A run of records
○ ○ ○
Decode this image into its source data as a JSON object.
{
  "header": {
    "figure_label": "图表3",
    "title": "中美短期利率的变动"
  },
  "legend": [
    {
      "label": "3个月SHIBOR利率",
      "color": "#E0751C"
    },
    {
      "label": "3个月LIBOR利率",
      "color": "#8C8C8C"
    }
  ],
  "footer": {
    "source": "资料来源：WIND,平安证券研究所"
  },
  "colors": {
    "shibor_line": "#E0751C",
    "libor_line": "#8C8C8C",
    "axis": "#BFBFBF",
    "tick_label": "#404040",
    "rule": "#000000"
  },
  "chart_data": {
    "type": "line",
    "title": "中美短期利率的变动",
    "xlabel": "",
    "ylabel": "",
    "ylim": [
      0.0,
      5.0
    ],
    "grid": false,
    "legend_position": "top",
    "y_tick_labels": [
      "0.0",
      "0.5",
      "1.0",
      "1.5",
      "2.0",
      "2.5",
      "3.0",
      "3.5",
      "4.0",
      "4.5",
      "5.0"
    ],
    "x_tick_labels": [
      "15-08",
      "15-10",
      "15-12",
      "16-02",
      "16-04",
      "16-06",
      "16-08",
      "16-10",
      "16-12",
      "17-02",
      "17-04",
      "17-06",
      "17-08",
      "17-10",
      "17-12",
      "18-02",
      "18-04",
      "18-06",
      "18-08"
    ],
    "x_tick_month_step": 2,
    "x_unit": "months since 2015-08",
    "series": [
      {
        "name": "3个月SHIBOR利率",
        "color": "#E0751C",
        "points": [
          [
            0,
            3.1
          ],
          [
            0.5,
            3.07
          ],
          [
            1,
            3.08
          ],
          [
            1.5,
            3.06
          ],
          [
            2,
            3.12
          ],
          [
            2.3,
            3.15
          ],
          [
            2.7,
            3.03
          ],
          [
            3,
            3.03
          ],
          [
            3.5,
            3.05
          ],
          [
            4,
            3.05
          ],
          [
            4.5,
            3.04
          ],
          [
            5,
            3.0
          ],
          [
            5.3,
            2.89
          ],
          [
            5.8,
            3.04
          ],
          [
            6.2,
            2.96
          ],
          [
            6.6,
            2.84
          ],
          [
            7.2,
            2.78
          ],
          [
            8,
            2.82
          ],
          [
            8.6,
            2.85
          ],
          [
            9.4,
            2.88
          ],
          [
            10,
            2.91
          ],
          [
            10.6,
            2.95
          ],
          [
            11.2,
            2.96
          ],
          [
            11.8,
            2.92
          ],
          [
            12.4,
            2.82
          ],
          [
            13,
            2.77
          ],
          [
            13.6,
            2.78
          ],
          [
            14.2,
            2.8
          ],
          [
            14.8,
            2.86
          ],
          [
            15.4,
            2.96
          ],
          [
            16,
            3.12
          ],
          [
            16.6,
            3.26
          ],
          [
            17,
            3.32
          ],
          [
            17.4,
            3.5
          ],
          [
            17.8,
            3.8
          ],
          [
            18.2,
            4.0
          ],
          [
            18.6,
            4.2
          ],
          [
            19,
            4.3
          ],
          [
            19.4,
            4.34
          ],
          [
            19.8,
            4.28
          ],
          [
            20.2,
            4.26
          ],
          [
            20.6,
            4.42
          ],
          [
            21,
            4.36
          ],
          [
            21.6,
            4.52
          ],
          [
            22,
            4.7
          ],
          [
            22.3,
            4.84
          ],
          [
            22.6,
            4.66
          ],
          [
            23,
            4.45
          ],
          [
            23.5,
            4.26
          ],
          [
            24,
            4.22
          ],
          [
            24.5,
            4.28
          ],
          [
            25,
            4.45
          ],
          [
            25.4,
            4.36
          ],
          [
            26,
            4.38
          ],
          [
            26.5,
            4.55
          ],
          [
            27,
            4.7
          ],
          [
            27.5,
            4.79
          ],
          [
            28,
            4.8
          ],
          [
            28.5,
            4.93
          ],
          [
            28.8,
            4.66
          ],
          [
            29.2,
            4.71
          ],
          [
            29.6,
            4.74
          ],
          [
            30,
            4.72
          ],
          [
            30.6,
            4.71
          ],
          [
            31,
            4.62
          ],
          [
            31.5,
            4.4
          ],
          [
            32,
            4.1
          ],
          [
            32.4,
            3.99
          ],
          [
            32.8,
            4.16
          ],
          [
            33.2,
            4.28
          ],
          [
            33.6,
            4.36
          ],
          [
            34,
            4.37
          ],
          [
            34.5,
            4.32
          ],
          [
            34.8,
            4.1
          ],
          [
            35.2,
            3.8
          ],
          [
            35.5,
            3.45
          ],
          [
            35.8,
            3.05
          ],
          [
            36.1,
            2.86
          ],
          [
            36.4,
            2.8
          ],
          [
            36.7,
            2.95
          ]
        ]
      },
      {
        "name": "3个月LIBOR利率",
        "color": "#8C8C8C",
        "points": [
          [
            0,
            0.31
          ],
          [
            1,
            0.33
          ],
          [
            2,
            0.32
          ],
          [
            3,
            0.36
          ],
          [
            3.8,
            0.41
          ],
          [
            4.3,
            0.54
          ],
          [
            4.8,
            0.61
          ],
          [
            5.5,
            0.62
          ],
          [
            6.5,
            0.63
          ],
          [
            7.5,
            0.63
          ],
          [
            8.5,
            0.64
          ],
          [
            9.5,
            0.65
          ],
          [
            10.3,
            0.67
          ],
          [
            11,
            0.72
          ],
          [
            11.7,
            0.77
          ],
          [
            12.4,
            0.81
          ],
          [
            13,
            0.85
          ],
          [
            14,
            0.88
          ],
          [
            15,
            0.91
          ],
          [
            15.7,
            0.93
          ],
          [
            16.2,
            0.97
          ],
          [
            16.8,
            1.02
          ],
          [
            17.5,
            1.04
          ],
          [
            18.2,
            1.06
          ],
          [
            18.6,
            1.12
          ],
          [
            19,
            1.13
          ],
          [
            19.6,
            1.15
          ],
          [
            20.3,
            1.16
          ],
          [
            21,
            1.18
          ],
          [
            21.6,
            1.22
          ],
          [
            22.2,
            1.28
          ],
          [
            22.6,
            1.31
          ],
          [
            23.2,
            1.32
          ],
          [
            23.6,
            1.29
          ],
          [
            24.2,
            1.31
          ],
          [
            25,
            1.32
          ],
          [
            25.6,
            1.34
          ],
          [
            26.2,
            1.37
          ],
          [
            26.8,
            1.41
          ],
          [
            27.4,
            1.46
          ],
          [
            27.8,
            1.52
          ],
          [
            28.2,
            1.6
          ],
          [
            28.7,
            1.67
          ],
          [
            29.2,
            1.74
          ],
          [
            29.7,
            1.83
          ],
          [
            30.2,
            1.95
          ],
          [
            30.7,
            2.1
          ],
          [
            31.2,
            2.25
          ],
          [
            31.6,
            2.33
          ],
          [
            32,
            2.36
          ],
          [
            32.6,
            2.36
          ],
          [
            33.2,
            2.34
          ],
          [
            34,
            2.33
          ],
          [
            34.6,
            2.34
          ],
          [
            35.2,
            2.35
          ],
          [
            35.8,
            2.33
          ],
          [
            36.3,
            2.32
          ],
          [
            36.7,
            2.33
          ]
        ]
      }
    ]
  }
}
○ ○ ○
The exercise:
Copy all the records above precisely.

Written reply:
Decode this image into its source data as a JSON object.
{
  "header": {
    "figure_label": "图表3",
    "title": "中美短期利率的变动"
  },
  "legend": [
    {
      "label": "3个月SHIBOR利率",
      "color": "#E0751C"
    },
    {
      "label": "3个月LIBOR利率",
      "color": "#8C8C8C"
    }
  ],
  "footer": {
    "source": "资料来源：WIND,平安证券研究所"
  },
  "colors": {
    "shibor_line": "#E0751C",
    "libor_line": "#8C8C8C",
    "axis": "#BFBFBF",
    "tick_label": "#404040",
    "rule": "#000000"
  },
  "chart_data": {
    "type": "line",
    "title": "中美短期利率的变动",
    "xlabel": "",
    "ylabel": "",
    "ylim": [
      0.0,
      5.0
    ],
    "grid": false,
    "legend_position": "top",
    "y_tick_labels": [
      "0.0",
      "0.5",
      "1.0",
      "1.5",
      "2.0",
      "2.5",
      "3.0",
      "3.5",
      "4.0",
      "4.5",
      "5.0"
    ],
    "x_tick_labels": [
      "15-08",
      "15-10",
      "15-12",
      "16-02",
      "16-04",
      "16-06",
      "16-08",
      "16-10",
      "16-12",
      "17-02",
      "17-04",
      "17-06",
      "17-08",
      "17-10",
      "17-12",
      "18-02",
      "18-04",
      "18-06",
      "18-08"
    ],
    "x_tick_month_step": 2,
    "x_unit": "months since 2015-08",
    "series": [
      {
        "name": "3个月SHIBOR利率",
        "color": "#E0751C",
        "points": [
          [
            0,
            3.1
          ],
          [
            0.5,
            3.07
          ],
          [
            1,
            3.08
          ],
          [
            1.5,
            3.06
          ],
          [
            2,
            3.12
          ],
          [
            2.3,
            3.15
          ],
          [
            2.7,
            3.03
          ],
          [
            3,
            3.03
          ],
          [
            3.5,
            3.05
          ],
          [
            4,
            3.05
          ],
          [
            4.5,
            3.04
          ],
          [
            5,
            3.0
          ],
          [
            5.3,
            2.89
          ],
          [
            5.8,
            3.04
          ],
          [
            6.2,
            2.96
          ],
          [
            6.6,
            2.84
          ],
          [
            7.2,
            2.78
          ],
          [
            8,
            2.82
          ],
          [
            8.6,
            2.85
          ],
          [
            9.4,
            2.88
          ],
          [
            10,
            2.91
          ],
          [
            10.6,
            2.95
          ],
          [
            11.2,
            2.96
          ],
          [
            11.8,
            2.92
          ],
          [
            12.4,
            2.82
          ],
          [
            13,
            2.77
          ],
          [
            13.6,
            2.78
          ],
          [
            14.2,
            2.8
          ],
          [
            14.8,
            2.86
          ],
          [
            15.4,
            2.96
          ],
          [
            16,
            3.12
          ],
          [
            16.6,
            3.26
          ],
          [
            17,
            3.32
          ],
          [
            17.4,
            3.5
          ],
          [
            17.8,
            3.8
          ],
          [
            18.2,
            4.0
          ],
          [
            18.6,
            4.2
          ],
          [
            19,
            4.3
          ],
          [
            19.4,
            4.34
          ],
          [
            19.8,
            4.28
          ],
          [
            20.2,
            4.26
          ],
          [
            20.6,
            4.42
          ],
          [
            21,
            4.36
          ],
          [
            21.6,
            4.52
          ],
          [
            22,
            4.7
          ],
          [
            22.3,
            4.84
          ],
          [
            22.6,
            4.66
          ],
          [
            23,
            4.45
          ],
          [
            23.5,
            4.26
          ],
          [
            24,
            4.22
          ],
          [
            24.5,
            4.28
          ],
          [
            25,
            4.45
          ],
          [
            25.4,
            4.36
          ],
          [
            26,
            4.38
          ],
          [
            26.5,
            4.55
          ],
          [
            27,
            4.7
          ],
          [
            27.5,
            4.79
          ],
          [
            28,
            4.8
          ],
          [
            28.5,
            4.93
          ],
          [
            28.8,
            4.66
          ],
          [
            29.2,
            4.71
          ],
          [
            29.6,
            4.74
          ],
          [
            30,
            4.72
          ],
          [
            30.6,
            4.71
          ],
          [
            31,
            4.62
          ],
          [
            31.5,
            4.4
          ],
          [
            32,
            4.1
          ],
          [
            32.4,
            3.99
          ],
          [
            32.8,
            4.16
          ],
          [
            33.2,
            4.28
          ],
          [
            33.6,
            4.36
          ],
          [
            34,
            4.37
          ],
          [
            34.5,
            4.32
          ],
          [
            34.8,
            4.1
          ],
          [
            35.2,
            3.8
          ],
          [
            35.5,
            3.45
          ],
          [
            35.8,
            3.05
          ],
          [
            36.1,
            2.86
          ],
          [
            36.4,
            2.8
          ],
          [
            36.7,
            2.95
          ]
        ]
      },
      {
        "name": "3个月LIBOR利率",
        "color": "#8C8C8C",
        "points": [
          [
            0,
            0.31
          ],
          [
            1,
            0.33
          ],
          [
            2,
            0.32
          ],
          [
            3,
            0.36
          ],
          [
            3.8,
            0.41
          ],
          [
            4.3,
            0.54
          ],
          [
            4.8,
            0.61
          ],
          [
            5.5,
            0.62
          ],
          [
            6.5,
            0.63
          ],
          [
            7.5,
            0.63
          ],
          [
            8.5,
            0.64
          ],
          [
            9.5,
            0.65
          ],
          [
            10.3,
            0.67
          ],
          [
            11,
            0.72
          ],
          [
            11.7,
            0.77
          ],
          [
            12.4,
            0.81
          ],
          [
            13,
            0.85
          ],
          [
            14,
            0.88
          ],
          [
            15,
            0.91
          ],
          [
            15.7,
            0.93
          ],
          [
            16.2,
            0.97
          ],
          [
            16.8,
            1.02
          ],
          [
            17.5,
            1.04
          ],
          [
            18.2,
            1.06
          ],
          [
            18.6,
            1.12
          ],
          [
            19,
            1.13
          ],
          [
            19.6,
            1.15
          ],
          [
            20.3,
            1.16
          ],
          [
            21,
            1.18
          ],
          [
            21.6,
            1.22
          ],
          [
            22.2,
            1.28
          ],
          [
            22.6,
            1.31
          ],
          [
            23.2,
            1.32
          ],
          [
            23.6,
            1.29
          ],
          [
            24.2,
            1.31
          ],
          [
            25,
            1.32
          ],
          [
            25.6,
            1.34
          ],
          [
            26.2,
            1.37
          ],
          [
            26.8,
            1.41
          ],
          [
            27.4,
            1.46
          ],
          [
            27.8,
            1.52
          ],
          [
            28.2,
            1.6
          ],
          [
            28.7,
            1.67
          ],
          [
            29.2,
            1.74
          ],
          [
            29.7,
            1.83
          ],
          [
            30.2,
            1.95
          ],
          [
            30.7,
            2.1
          ],
          [
            31.2,
            2.25
          ],
          [
            31.6,
            2.33
          ],
          [
            32,
            2.36
          ],
          [
            32.6,
            2.36
          ],
          [
            33.2,
            2.34
          ],
          [
            34,
            2.33
          ],
          [
            34.6,
            2.34
          ],
          [
            35.2,
            2.35
          ],
          [
            35.8,
            2.33
          ],
          [
            36.3,
            2.32
          ],
          [
            36.7,
            2.33
          ]
        ]
      }
    ]
  }
}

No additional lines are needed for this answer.